• **Stored rows**:

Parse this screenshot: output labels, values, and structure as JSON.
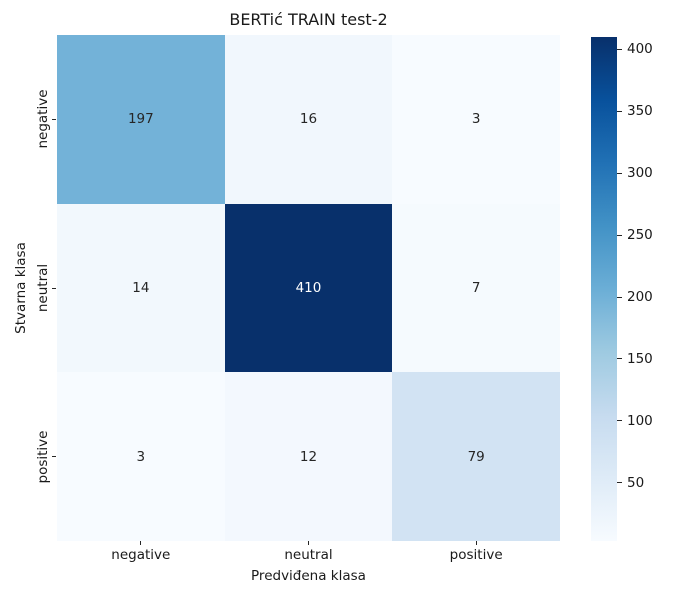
{
  "chart_data": {
    "type": "heatmap",
    "title": "BERTić TRAIN test-2",
    "xlabel": "Predviđena klasa",
    "ylabel": "Stvarna klasa",
    "x_categories": [
      "negative",
      "neutral",
      "positive"
    ],
    "y_categories": [
      "negative",
      "neutral",
      "positive"
    ],
    "matrix": [
      [
        197,
        16,
        3
      ],
      [
        14,
        410,
        7
      ],
      [
        3,
        12,
        79
      ]
    ],
    "cell_colors": [
      [
        "#73b2d8",
        "#f1f7fd",
        "#f7fbff"
      ],
      [
        "#f2f8fd",
        "#08306b",
        "#f5fafe"
      ],
      [
        "#f7fbff",
        "#f3f8fe",
        "#d2e3f3"
      ]
    ],
    "annotation_dark_color": "#262626",
    "annotation_light_color": "#ffffff",
    "colormap": "Blues",
    "vmin": 3,
    "vmax": 410,
    "grid": "off",
    "legend": "colorbar-right",
    "colorbar": {
      "ticks": [
        50,
        100,
        150,
        200,
        250,
        300,
        350,
        400
      ],
      "gradient_top_to_bottom": [
        "#08306b",
        "#08519c",
        "#2171b5",
        "#4292c6",
        "#6baed6",
        "#9ecae1",
        "#c6dbef",
        "#deebf7",
        "#f7fbff"
      ]
    }
  }
}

• **Task directions**: In the listing, find every line containing the word "klasa" and list it.

• **Solution to the exercise**:
    "xlabel": "Predviđena klasa",
    "ylabel": "Stvarna klasa",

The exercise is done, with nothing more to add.